(Saved entries)
•••
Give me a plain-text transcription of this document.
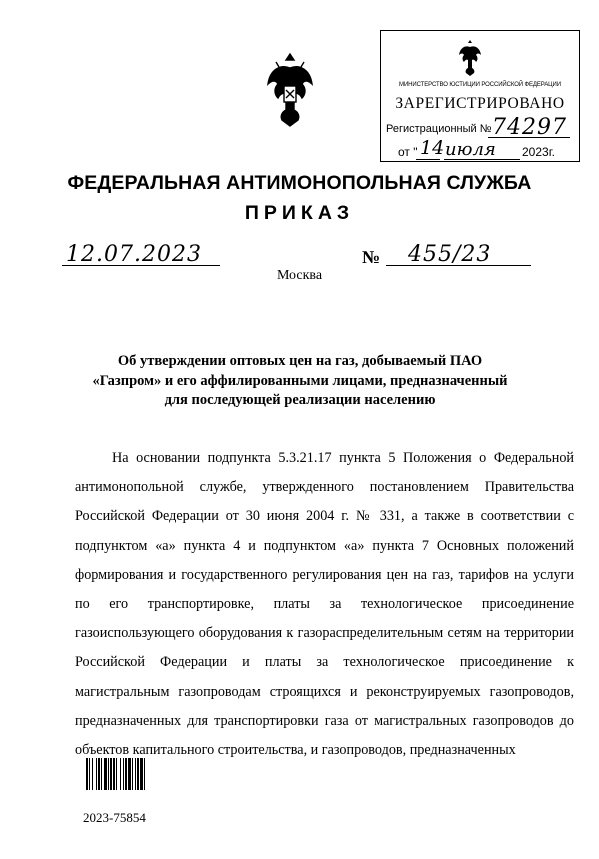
МИНИСТЕРСТВО ЮСТИЦИИ РОССИЙСКОЙ ФЕДЕРАЦИИ
ЗАРЕГИСТРИРОВАНО
Регистрационный № 74297
от " 14 июля 2023г.
ФЕДЕРАЛЬНАЯ АНТИМОНОПОЛЬНАЯ СЛУЖБА
ПРИКАЗ
12.07.2023	№ 455/23
Москва
Об утверждении оптовых цен на газ, добываемый ПАО «Газпром» и его аффилированными лицами, предназначенный для последующей реализации населению
На основании подпункта 5.3.21.17 пункта 5 Положения о Федеральной антимонопольной службе, утвержденного постановлением Правительства Российской Федерации от 30 июня 2004 г. № 331, а также в соответствии с подпунктом «а» пункта 4 и подпунктом «а» пункта 7 Основных положений формирования и государственного регулирования цен на газ, тарифов на услуги по его транспортировке, платы за технологическое присоединение газоиспользующего оборудования к газораспределительным сетям на территории Российской Федерации и платы за технологическое присоединение к магистральным газопроводам строящихся и реконструируемых газопроводов, предназначенных для транспортировки газа от магистральных газопроводов до объектов капитального строительства, и газопроводов, предназначенных
2023-75854
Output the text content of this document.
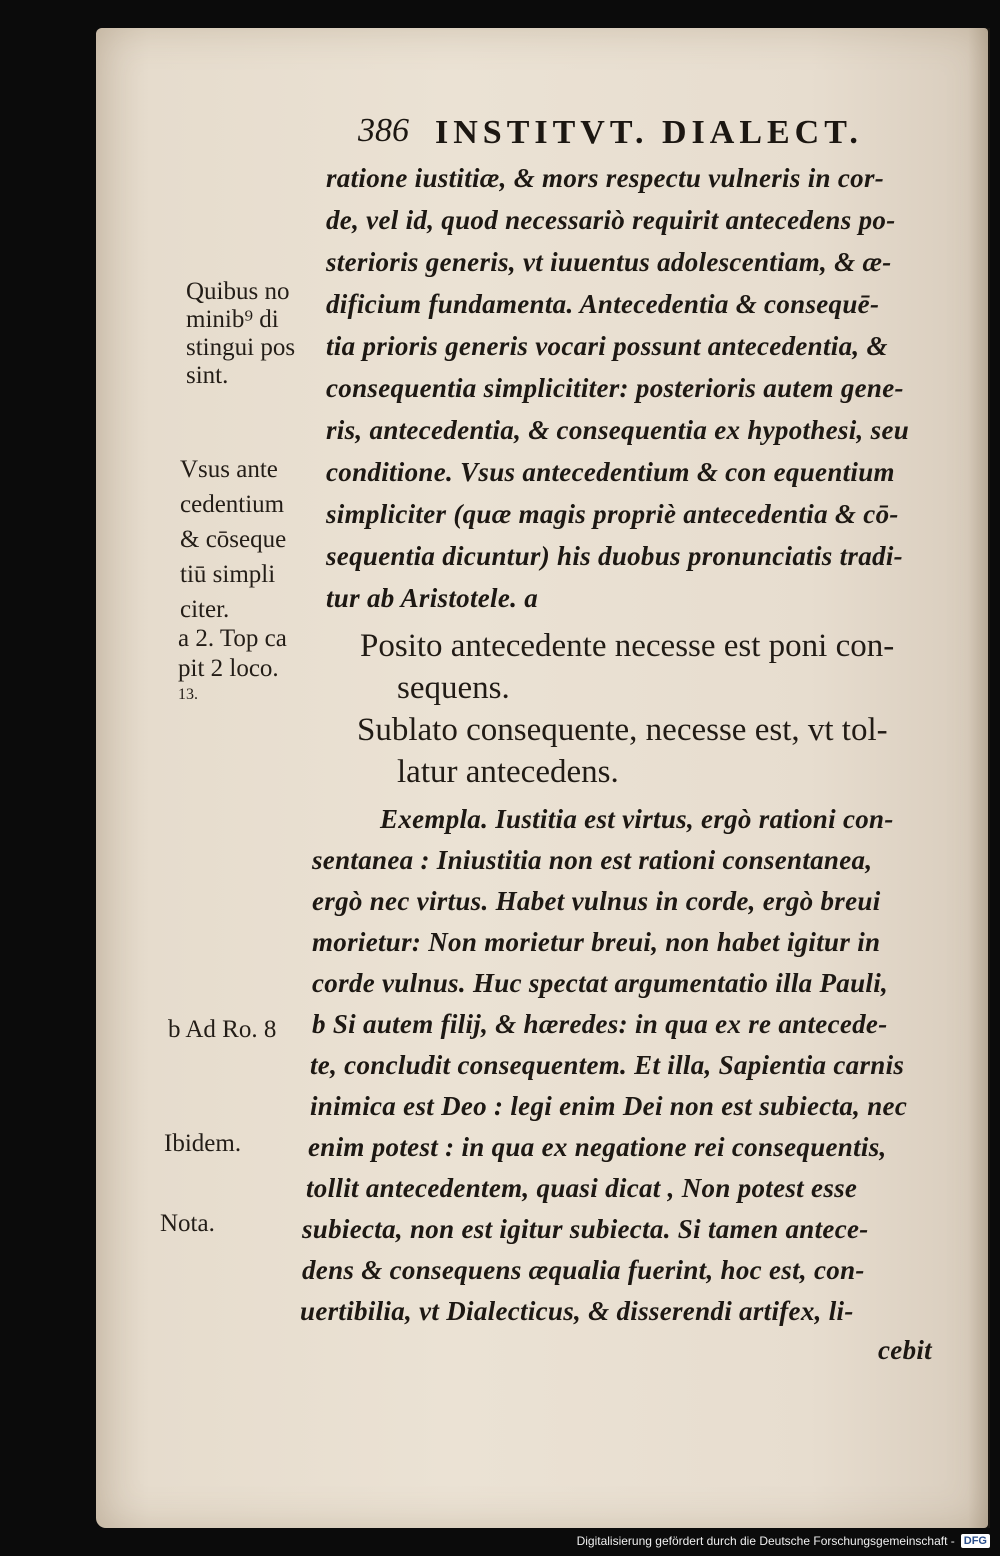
386 INSTITVT. DIALECT.
ratione iustitiæ, & mors respectu vulneris in cor-
de, vel id, quod necessariò requirit antecedens po-
sterioris generis, vt iuuentus adolescentiam, & æ-
dificium fundamenta. Antecedentia & consequē-
tia prioris generis vocari possunt antecedentia, &
consequentia simplicititer: posterioris autem gene-
ris, antecedentia, & consequentia ex hypothesi, seu
conditione. Vsus antecedentium & con equentium
simpliciter (quæ magis propriè antecedentia & cō-
sequentia dicuntur) his duobus pronunciatis tradi-
tur ab Aristotele. a
Posito antecedente necesse est poni con-
sequens.
Sublato consequente, necesse est, vt tol-
latur antecedens.
Exempla. Iustitia est virtus, ergò rationi con-
sentanea : Iniustitia non est rationi consentanea,
ergò nec virtus. Habet vulnus in corde, ergò breui
morietur: Non morietur breui, non habet igitur in
corde vulnus. Huc spectat argumentatio illa Pauli,
b Si autem filij, & hæredes: in qua ex re antecede-
te, concludit consequentem. Et illa, Sapientia carnis
inimica est Deo : legi enim Dei non est subiecta, nec
enim potest : in qua ex negatione rei consequentis,
tollit antecedentem, quasi dicat , Non potest esse
subiecta, non est igitur subiecta. Si tamen antece-
dens & consequens æqualia fuerint, hoc est, con-
uertibilia, vt Dialecticus, & disserendi artifex, li-
cebit
Quibus no
minib⁹ di
stingui pos
sint.
Vsus ante
cedentium
& cōseque
tiū simpli
citer.
a 2. Top ca
pit 2 loco.
13.
b Ad Ro. 8
Ibidem.
Nota.
Digitalisierung gefördert durch die Deutsche Forschungsgemeinschaft - DFG
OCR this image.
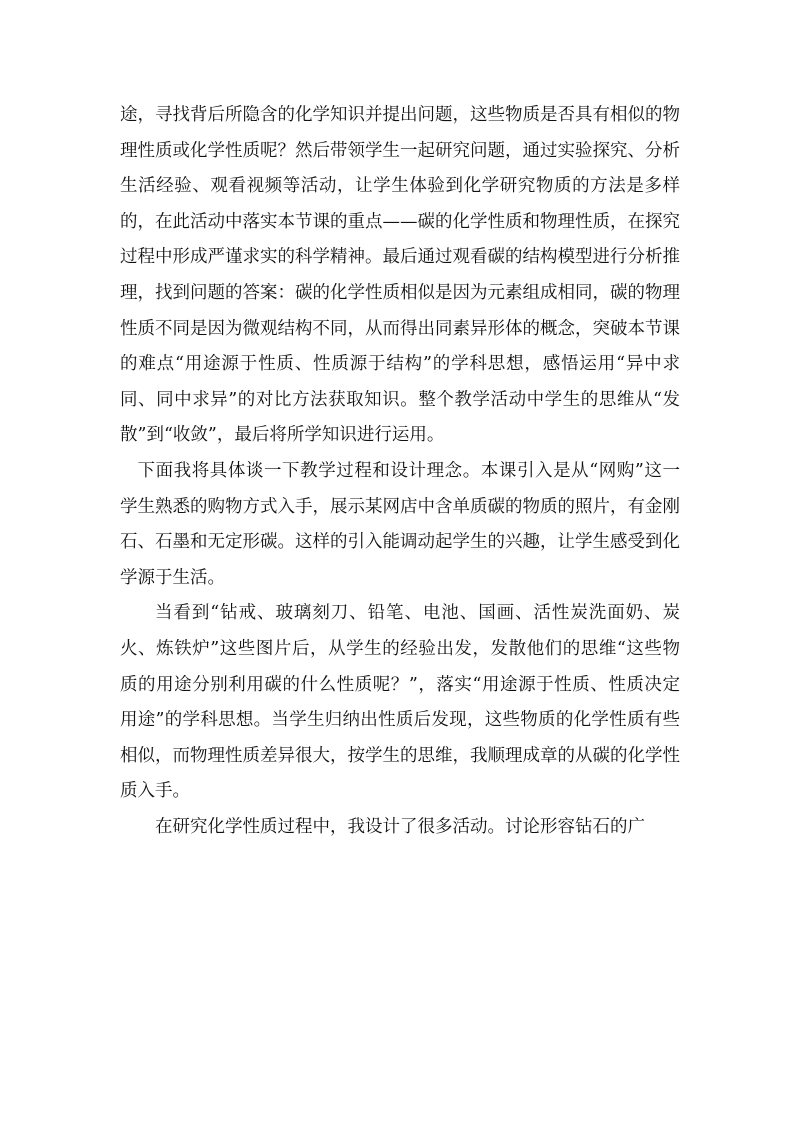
途，寻找背后所隐含的化学知识并提出问题，这些物质是否具有相似的物理性质或化学性质呢？然后带领学生一起研究问题，通过实验探究、分析生活经验、观看视频等活动，让学生体验到化学研究物质的方法是多样的，在此活动中落实本节课的重点——碳的化学性质和物理性质，在探究过程中形成严谨求实的科学精神。最后通过观看碳的结构模型进行分析推理，找到问题的答案：碳的化学性质相似是因为元素组成相同，碳的物理性质不同是因为微观结构不同，从而得出同素异形体的概念，突破本节课的难点“用途源于性质、性质源于结构”的学科思想，感悟运用“异中求同、同中求异”的对比方法获取知识。整个教学活动中学生的思维从“发散”到“收敛”，最后将所学知识进行运用。

下面我将具体谈一下教学过程和设计理念。本课引入是从“网购”这一学生熟悉的购物方式入手，展示某网店中含单质碳的物质的照片，有金刚石、石墨和无定形碳。这样的引入能调动起学生的兴趣，让学生感受到化学源于生活。

当看到“钻戒、玻璃刻刀、铅笔、电池、国画、活性炭洗面奶、炭火、炼铁炉”这些图片后，从学生的经验出发，发散他们的思维“这些物质的用途分别利用碳的什么性质呢？”，落实“用途源于性质、性质决定用途”的学科思想。当学生归纳出性质后发现，这些物质的化学性质有些相似，而物理性质差异很大，按学生的思维，我顺理成章的从碳的化学性质入手。

在研究化学性质过程中，我设计了很多活动。讨论形容钻石的广
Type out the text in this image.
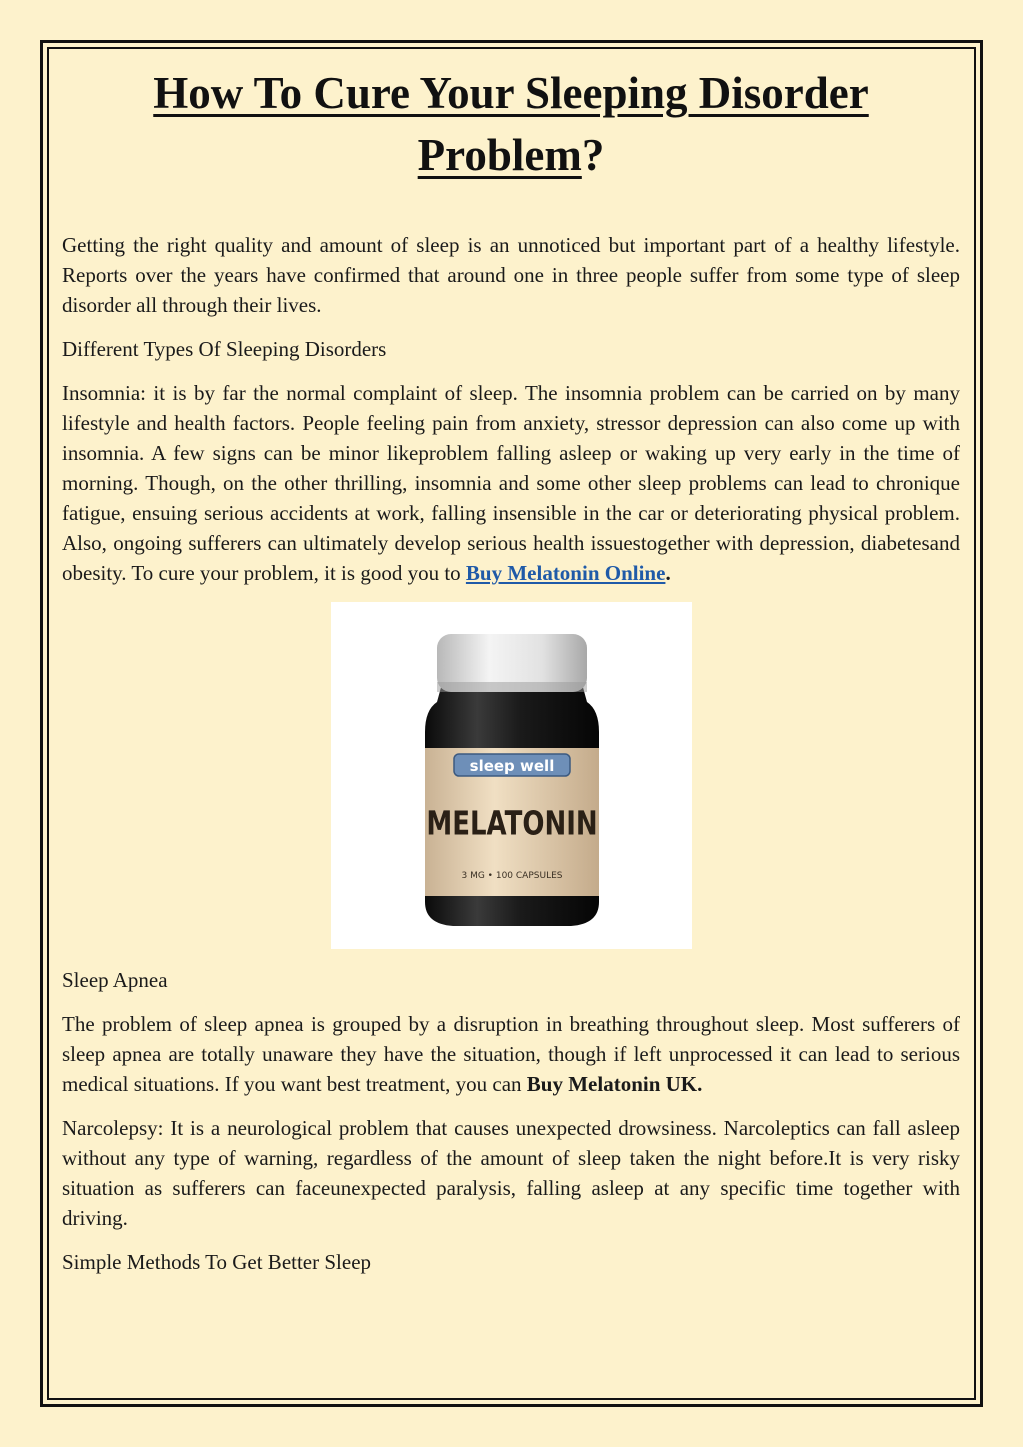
How To Cure Your Sleeping Disorder
Problem?

Getting the right quality and amount of sleep is an unnoticed but important part of a healthy lifestyle. Reports over the years have confirmed that around one in three people suffer from some type of sleep disorder all through their lives.

Different Types Of Sleeping Disorders

Insomnia: it is by far the normal complaint of sleep. The insomnia problem can be carried on by many lifestyle and health factors. People feeling pain from anxiety, stressor depression can also come up with insomnia. A few signs can be minor likeproblem falling asleep or waking up very early in the time of morning. Though, on the other thrilling, insomnia and some other sleep problems can lead to chronique fatigue, ensuing serious accidents at work, falling insensible in the car or deteriorating physical problem. Also, ongoing sufferers can ultimately develop serious health issuestogether with depression, diabetesand obesity. To cure your problem, it is good you to Buy Melatonin Online.

sleep well
MELATONIN
3 MG • 100 CAPSULES

Sleep Apnea

The problem of sleep apnea is grouped by a disruption in breathing throughout sleep. Most sufferers of sleep apnea are totally unaware they have the situation, though if left unprocessed it can lead to serious medical situations. If you want best treatment, you can Buy Melatonin UK.

Narcolepsy: It is a neurological problem that causes unexpected drowsiness. Narcoleptics can fall asleep without any type of warning, regardless of the amount of sleep taken the night before.It is very risky situation as sufferers can faceunexpected paralysis, falling asleep at any specific time together with driving.

Simple Methods To Get Better Sleep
•••
Short task — Transcribe the whole listing, character for character, but not its images.

Correct output —
Give me a plain-text transcription of this document.
МИНИСТЕРСТВО ЮСТИЦИИ РОССИЙСКОЙ ФЕДЕРАЦИИ
ЗАРЕГИСТРИРОВАНО
Регистрационный № 74297
от " 14 июля 2023г.
ФЕДЕРАЛЬНАЯ АНТИМОНОПОЛЬНАЯ СЛУЖБА
ПРИКАЗ
12.07.2023	№ 455/23
Москва
Об утверждении оптовых цен на газ, добываемый ПАО «Газпром» и его аффилированными лицами, предназначенный для последующей реализации населению
На основании подпункта 5.3.21.17 пункта 5 Положения о Федеральной антимонопольной службе, утвержденного постановлением Правительства Российской Федерации от 30 июня 2004 г. № 331, а также в соответствии с подпунктом «а» пункта 4 и подпунктом «а» пункта 7 Основных положений формирования и государственного регулирования цен на газ, тарифов на услуги по его транспортировке, платы за технологическое присоединение газоиспользующего оборудования к газораспределительным сетям на территории Российской Федерации и платы за технологическое присоединение к магистральным газопроводам строящихся и реконструируемых газопроводов, предназначенных для транспортировки газа от магистральных газопроводов до объектов капитального строительства, и газопроводов, предназначенных
2023-75854
Output the text content of this document.
386 INSTITVT. DIALECT.
ratione iustitiæ, & mors respectu vulneris in cor-
de, vel id, quod necessariò requirit antecedens po-
sterioris generis, vt iuuentus adolescentiam, & æ-
dificium fundamenta. Antecedentia & consequē-
tia prioris generis vocari possunt antecedentia, &
consequentia simplicititer: posterioris autem gene-
ris, antecedentia, & consequentia ex hypothesi, seu
conditione. Vsus antecedentium & con equentium
simpliciter (quæ magis propriè antecedentia & cō-
sequentia dicuntur) his duobus pronunciatis tradi-
tur ab Aristotele. a
Posito antecedente necesse est poni con-
sequens.
Sublato consequente, necesse est, vt tol-
latur antecedens.
Exempla. Iustitia est virtus, ergò rationi con-
sentanea : Iniustitia non est rationi consentanea,
ergò nec virtus. Habet vulnus in corde, ergò breui
morietur: Non morietur breui, non habet igitur in
corde vulnus. Huc spectat argumentatio illa Pauli,
b Si autem filij, & hæredes: in qua ex re antecede-
te, concludit consequentem. Et illa, Sapientia carnis
inimica est Deo : legi enim Dei non est subiecta, nec
enim potest : in qua ex negatione rei consequentis,
tollit antecedentem, quasi dicat , Non potest esse
subiecta, non est igitur subiecta. Si tamen antece-
dens & consequens æqualia fuerint, hoc est, con-
uertibilia, vt Dialecticus, & disserendi artifex, li-
cebit
Quibus no
minib⁹ di
stingui pos
sint.
Vsus ante
cedentium
& cōseque
tiū simpli
citer.
a 2. Top ca
pit 2 loco.
13.
b Ad Ro. 8
Ibidem.
Nota.
Digitalisierung gefördert durch die Deutsche Forschungsgemeinschaft - DFG
OCR this image.
途，寻找背后所隐含的化学知识并提出问题，这些物质是否具有相似的物理性质或化学性质呢？然后带领学生一起研究问题，通过实验探究、分析生活经验、观看视频等活动，让学生体验到化学研究物质的方法是多样的，在此活动中落实本节课的重点——碳的化学性质和物理性质，在探究过程中形成严谨求实的科学精神。最后通过观看碳的结构模型进行分析推理，找到问题的答案：碳的化学性质相似是因为元素组成相同，碳的物理性质不同是因为微观结构不同，从而得出同素异形体的概念，突破本节课的难点“用途源于性质、性质源于结构”的学科思想，感悟运用“异中求同、同中求异”的对比方法获取知识。整个教学活动中学生的思维从“发散”到“收敛”，最后将所学知识进行运用。

下面我将具体谈一下教学过程和设计理念。本课引入是从“网购”这一学生熟悉的购物方式入手，展示某网店中含单质碳的物质的照片，有金刚石、石墨和无定形碳。这样的引入能调动起学生的兴趣，让学生感受到化学源于生活。

当看到“钻戒、玻璃刻刀、铅笔、电池、国画、活性炭洗面奶、炭火、炼铁炉”这些图片后，从学生的经验出发，发散他们的思维“这些物质的用途分别利用碳的什么性质呢？”，落实“用途源于性质、性质决定用途”的学科思想。当学生归纳出性质后发现，这些物质的化学性质有些相似，而物理性质差异很大，按学生的思维，我顺理成章的从碳的化学性质入手。

在研究化学性质过程中，我设计了很多活动。讨论形容钻石的广
Type out the text in this image.
How To Cure Your Sleeping Disorder
Problem?

Getting the right quality and amount of sleep is an unnoticed but important part of a healthy lifestyle. Reports over the years have confirmed that around one in three people suffer from some type of sleep disorder all through their lives.

Different Types Of Sleeping Disorders

Insomnia: it is by far the normal complaint of sleep. The insomnia problem can be carried on by many lifestyle and health factors. People feeling pain from anxiety, stressor depression can also come up with insomnia. A few signs can be minor likeproblem falling asleep or waking up very early in the time of morning. Though, on the other thrilling, insomnia and some other sleep problems can lead to chronique fatigue, ensuing serious accidents at work, falling insensible in the car or deteriorating physical problem. Also, ongoing sufferers can ultimately develop serious health issuestogether with depression, diabetesand obesity. To cure your problem, it is good you to Buy Melatonin Online.

sleep well
MELATONIN
3 MG • 100 CAPSULES

Sleep Apnea

The problem of sleep apnea is grouped by a disruption in breathing throughout sleep. Most sufferers of sleep apnea are totally unaware they have the situation, though if left unprocessed it can lead to serious medical situations. If you want best treatment, you can Buy Melatonin UK.

Narcolepsy: It is a neurological problem that causes unexpected drowsiness. Narcoleptics can fall asleep without any type of warning, regardless of the amount of sleep taken the night before.It is very risky situation as sufferers can faceunexpected paralysis, falling asleep at any specific time together with driving.

Simple Methods To Get Better Sleep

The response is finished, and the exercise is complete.